** WHAT YOU ARE ASKED TO DO **
Find the word "Unteroffiziere" in the data. Return every line where it appears.

◇ ◇ ◇ ◇ ◇

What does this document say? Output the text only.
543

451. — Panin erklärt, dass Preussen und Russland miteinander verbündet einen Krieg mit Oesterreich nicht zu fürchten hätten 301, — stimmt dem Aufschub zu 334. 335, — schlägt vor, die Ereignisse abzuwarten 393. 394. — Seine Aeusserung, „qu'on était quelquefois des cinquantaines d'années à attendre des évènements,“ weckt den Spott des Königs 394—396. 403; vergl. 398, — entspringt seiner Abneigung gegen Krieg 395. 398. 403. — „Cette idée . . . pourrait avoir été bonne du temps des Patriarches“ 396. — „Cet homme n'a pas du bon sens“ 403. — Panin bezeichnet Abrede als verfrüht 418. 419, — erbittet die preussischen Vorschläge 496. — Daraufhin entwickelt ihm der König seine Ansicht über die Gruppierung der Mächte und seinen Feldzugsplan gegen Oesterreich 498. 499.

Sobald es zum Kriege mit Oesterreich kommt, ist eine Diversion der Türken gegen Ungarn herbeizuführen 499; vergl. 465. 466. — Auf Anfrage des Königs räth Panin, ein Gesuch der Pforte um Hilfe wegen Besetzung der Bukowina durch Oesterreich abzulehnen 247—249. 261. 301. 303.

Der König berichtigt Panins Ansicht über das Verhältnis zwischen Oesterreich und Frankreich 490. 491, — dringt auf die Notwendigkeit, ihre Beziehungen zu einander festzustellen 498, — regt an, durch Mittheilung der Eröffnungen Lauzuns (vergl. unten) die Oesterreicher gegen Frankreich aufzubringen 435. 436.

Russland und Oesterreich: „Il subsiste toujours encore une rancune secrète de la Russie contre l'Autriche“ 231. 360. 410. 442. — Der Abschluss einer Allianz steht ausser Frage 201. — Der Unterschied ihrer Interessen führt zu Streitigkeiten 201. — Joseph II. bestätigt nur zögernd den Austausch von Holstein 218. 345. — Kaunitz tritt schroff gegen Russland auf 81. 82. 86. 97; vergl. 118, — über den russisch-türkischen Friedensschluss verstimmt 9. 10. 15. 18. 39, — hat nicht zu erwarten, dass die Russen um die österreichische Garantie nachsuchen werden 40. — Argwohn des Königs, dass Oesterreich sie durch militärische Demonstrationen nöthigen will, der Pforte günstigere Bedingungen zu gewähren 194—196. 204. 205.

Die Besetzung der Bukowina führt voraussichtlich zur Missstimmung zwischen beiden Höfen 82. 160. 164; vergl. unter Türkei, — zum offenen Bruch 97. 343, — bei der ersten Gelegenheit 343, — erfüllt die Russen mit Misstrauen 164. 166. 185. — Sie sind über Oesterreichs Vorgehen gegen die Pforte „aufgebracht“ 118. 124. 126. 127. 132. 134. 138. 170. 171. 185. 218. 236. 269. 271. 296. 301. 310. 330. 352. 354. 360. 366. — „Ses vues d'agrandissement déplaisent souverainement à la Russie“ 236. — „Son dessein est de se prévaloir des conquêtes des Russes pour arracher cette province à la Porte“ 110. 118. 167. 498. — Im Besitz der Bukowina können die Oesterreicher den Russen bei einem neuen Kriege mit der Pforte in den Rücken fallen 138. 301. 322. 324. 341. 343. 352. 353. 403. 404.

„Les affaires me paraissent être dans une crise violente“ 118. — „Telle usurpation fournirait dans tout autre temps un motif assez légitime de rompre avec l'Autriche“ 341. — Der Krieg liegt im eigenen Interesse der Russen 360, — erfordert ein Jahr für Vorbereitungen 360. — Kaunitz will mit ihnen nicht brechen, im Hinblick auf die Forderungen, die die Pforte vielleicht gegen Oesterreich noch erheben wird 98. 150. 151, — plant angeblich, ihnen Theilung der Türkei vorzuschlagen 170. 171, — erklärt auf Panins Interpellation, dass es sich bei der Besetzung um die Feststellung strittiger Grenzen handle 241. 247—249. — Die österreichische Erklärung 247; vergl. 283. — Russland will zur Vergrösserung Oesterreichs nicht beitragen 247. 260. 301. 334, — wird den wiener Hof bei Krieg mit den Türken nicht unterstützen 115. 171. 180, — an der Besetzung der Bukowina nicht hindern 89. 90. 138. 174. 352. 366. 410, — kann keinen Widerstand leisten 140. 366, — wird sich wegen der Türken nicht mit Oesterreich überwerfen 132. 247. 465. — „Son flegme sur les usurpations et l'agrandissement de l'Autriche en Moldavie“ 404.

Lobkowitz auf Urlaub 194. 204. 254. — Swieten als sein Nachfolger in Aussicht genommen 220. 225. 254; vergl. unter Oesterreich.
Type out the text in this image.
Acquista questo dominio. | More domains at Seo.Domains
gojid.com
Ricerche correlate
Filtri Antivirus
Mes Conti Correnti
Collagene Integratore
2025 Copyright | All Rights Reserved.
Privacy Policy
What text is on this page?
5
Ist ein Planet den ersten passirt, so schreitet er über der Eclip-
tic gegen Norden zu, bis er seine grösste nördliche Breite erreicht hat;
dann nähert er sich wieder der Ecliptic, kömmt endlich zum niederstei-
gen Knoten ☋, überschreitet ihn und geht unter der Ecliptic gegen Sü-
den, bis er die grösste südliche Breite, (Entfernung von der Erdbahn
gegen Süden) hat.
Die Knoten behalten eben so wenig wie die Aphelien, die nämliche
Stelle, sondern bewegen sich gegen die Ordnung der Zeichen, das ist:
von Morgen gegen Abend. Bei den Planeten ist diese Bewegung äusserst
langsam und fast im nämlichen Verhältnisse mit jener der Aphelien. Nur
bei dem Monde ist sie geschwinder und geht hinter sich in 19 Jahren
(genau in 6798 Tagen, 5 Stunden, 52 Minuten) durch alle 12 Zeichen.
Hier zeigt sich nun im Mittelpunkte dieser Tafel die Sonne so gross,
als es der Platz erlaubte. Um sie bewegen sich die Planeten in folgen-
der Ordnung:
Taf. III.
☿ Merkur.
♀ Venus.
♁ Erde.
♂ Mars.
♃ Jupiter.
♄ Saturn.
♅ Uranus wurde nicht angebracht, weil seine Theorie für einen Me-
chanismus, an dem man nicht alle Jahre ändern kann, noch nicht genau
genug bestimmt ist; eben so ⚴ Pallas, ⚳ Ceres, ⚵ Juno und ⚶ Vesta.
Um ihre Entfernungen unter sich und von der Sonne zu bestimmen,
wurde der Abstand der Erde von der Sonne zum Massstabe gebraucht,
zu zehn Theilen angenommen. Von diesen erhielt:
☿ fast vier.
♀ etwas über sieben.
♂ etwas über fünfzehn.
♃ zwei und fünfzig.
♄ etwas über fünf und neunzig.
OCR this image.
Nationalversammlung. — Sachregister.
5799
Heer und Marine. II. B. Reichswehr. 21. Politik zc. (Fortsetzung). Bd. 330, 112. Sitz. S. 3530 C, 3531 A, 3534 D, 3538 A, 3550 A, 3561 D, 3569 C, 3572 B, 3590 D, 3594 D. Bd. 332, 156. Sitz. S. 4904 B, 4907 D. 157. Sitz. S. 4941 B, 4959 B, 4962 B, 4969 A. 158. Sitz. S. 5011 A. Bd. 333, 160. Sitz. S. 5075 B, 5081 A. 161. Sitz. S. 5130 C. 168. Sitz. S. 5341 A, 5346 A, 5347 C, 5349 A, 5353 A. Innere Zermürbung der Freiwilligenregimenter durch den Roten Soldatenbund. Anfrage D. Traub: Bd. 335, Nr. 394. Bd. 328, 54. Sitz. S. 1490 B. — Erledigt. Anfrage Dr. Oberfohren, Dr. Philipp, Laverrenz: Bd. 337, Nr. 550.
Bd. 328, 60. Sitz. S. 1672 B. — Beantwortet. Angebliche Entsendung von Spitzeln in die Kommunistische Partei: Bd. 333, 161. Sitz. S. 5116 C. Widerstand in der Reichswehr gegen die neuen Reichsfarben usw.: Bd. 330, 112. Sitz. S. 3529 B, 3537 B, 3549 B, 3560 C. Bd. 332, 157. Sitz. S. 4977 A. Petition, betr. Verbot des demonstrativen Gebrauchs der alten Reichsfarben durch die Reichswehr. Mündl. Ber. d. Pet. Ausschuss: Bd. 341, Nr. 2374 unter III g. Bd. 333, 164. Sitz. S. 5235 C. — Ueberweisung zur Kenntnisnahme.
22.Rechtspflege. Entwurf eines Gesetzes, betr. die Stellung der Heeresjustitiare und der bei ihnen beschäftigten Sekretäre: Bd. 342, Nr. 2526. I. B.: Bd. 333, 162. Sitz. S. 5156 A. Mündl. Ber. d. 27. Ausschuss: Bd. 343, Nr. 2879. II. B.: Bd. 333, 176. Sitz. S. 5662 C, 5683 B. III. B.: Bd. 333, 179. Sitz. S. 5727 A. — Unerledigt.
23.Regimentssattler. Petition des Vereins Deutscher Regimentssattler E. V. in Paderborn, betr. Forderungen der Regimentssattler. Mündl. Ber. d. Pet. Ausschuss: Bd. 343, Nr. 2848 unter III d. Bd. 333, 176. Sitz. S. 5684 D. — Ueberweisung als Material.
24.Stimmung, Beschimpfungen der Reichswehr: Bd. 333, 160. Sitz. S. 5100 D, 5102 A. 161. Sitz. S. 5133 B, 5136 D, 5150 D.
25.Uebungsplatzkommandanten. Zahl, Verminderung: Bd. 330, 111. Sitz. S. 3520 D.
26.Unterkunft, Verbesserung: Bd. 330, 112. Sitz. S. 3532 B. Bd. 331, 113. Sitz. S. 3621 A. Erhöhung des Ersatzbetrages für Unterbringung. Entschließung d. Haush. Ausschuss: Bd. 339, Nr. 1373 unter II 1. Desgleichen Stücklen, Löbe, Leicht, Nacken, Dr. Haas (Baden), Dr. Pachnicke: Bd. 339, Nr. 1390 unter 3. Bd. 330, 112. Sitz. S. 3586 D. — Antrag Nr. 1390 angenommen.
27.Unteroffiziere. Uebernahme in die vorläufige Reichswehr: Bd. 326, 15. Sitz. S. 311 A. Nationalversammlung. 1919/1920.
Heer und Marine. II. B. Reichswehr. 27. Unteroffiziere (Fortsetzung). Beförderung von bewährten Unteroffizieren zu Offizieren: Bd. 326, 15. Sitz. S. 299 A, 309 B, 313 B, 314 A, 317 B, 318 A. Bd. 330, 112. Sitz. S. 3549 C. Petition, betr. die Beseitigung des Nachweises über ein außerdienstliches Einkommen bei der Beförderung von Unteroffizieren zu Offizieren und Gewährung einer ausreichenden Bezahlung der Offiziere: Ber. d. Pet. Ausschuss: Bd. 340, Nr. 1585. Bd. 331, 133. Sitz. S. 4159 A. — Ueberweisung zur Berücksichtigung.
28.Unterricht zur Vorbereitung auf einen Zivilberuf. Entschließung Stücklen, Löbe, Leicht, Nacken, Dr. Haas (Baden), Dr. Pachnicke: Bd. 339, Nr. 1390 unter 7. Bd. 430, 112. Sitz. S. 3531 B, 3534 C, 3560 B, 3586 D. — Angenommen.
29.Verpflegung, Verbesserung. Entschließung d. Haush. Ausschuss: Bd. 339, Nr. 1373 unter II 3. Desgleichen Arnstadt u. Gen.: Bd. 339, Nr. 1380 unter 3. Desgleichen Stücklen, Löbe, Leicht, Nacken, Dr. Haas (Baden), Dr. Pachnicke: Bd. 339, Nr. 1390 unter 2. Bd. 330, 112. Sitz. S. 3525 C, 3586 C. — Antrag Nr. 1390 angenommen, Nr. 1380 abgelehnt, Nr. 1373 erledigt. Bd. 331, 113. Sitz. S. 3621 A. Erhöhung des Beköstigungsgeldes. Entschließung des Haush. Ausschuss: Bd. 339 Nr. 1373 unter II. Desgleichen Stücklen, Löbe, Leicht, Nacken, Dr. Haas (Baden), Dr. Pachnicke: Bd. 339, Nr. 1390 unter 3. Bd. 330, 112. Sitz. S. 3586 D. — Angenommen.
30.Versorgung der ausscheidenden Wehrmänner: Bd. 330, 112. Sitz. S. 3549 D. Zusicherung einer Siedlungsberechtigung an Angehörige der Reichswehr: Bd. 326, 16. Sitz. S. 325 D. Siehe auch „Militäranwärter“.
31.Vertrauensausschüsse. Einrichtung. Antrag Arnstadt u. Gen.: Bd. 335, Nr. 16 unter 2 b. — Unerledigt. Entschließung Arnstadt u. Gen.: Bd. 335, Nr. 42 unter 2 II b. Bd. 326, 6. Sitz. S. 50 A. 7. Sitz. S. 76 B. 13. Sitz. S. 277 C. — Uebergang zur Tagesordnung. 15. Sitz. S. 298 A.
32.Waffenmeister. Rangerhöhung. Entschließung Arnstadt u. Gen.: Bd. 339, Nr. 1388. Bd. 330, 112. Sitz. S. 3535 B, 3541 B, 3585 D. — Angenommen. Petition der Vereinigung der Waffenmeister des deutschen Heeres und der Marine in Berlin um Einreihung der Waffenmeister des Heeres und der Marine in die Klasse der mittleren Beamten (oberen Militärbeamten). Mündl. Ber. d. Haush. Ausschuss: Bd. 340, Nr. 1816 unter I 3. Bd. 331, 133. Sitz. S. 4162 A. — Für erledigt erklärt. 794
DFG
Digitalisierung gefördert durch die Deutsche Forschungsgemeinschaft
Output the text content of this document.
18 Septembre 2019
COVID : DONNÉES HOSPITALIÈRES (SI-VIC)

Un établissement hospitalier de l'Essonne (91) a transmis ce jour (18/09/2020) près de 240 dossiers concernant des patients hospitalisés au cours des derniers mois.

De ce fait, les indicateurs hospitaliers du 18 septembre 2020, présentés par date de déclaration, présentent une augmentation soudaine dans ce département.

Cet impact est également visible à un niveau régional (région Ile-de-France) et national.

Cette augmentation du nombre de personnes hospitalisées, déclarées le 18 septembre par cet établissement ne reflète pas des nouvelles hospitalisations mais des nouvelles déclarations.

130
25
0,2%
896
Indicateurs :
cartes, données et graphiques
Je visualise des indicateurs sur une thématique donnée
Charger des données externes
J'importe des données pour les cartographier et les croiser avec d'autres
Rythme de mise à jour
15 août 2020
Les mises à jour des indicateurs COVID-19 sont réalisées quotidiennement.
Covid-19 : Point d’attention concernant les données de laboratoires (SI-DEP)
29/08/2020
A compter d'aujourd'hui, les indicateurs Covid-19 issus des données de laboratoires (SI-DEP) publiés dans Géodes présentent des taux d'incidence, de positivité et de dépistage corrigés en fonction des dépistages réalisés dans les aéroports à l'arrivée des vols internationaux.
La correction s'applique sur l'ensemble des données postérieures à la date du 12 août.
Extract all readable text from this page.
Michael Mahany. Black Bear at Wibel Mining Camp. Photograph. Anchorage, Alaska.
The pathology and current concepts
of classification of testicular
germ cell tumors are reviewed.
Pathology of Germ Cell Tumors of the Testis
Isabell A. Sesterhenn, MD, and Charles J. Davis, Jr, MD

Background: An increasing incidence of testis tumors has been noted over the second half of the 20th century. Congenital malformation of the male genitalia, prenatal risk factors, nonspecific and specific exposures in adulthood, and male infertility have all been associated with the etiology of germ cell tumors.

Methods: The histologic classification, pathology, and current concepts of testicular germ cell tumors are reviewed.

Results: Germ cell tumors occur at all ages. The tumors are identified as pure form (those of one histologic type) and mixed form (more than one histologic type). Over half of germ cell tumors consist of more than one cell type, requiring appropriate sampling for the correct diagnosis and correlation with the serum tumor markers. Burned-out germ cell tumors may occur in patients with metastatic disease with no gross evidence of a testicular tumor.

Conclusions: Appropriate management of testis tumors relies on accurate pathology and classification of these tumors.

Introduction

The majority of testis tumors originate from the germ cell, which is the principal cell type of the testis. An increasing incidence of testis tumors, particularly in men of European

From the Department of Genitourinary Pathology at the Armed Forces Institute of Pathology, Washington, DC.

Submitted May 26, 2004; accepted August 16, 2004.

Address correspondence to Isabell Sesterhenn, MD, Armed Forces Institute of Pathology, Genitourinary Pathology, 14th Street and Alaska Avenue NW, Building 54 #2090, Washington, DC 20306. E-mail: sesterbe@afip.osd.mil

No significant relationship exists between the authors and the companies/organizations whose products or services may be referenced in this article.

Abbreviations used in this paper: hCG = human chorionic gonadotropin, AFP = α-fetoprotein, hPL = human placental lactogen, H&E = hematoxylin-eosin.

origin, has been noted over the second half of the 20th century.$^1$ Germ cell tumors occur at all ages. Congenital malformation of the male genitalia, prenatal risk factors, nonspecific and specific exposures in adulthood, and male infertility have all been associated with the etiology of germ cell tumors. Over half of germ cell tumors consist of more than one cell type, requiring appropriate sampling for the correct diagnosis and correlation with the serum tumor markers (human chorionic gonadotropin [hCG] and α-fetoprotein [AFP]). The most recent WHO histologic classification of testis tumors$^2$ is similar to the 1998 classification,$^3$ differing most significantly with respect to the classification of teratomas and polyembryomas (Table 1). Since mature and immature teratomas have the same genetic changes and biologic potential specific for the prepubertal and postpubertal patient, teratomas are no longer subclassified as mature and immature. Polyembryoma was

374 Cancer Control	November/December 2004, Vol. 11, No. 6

◇ ◇ ◇ ◇ ◇

** RESPONSE TO THIS EXERCISE **
27.Unteroffiziere. Uebernahme in die vorläufige Reichswehr: Bd. 326, 15. Sitz. S. 311 A. Nationalversammlung. 1919/1920.
Heer und Marine. II. B. Reichswehr. 27. Unteroffiziere (Fortsetzung). Beförderung von bewährten Unteroffizieren zu Offizieren: Bd. 326, 15. Sitz. S. 299 A, 309 B, 313 B, 314 A, 317 B, 318 A. Bd. 330, 112. Sitz. S. 3549 C. Petition, betr. die Beseitigung des Nachweises über ein außerdienstliches Einkommen bei der Beförderung von Unteroffizieren zu Offizieren und Gewährung einer ausreichenden Bezahlung der Offiziere: Ber. d. Pet. Ausschuss: Bd. 340, Nr. 1585. Bd. 331, 133. Sitz. S. 4159 A. — Ueberweisung zur Berücksichtigung.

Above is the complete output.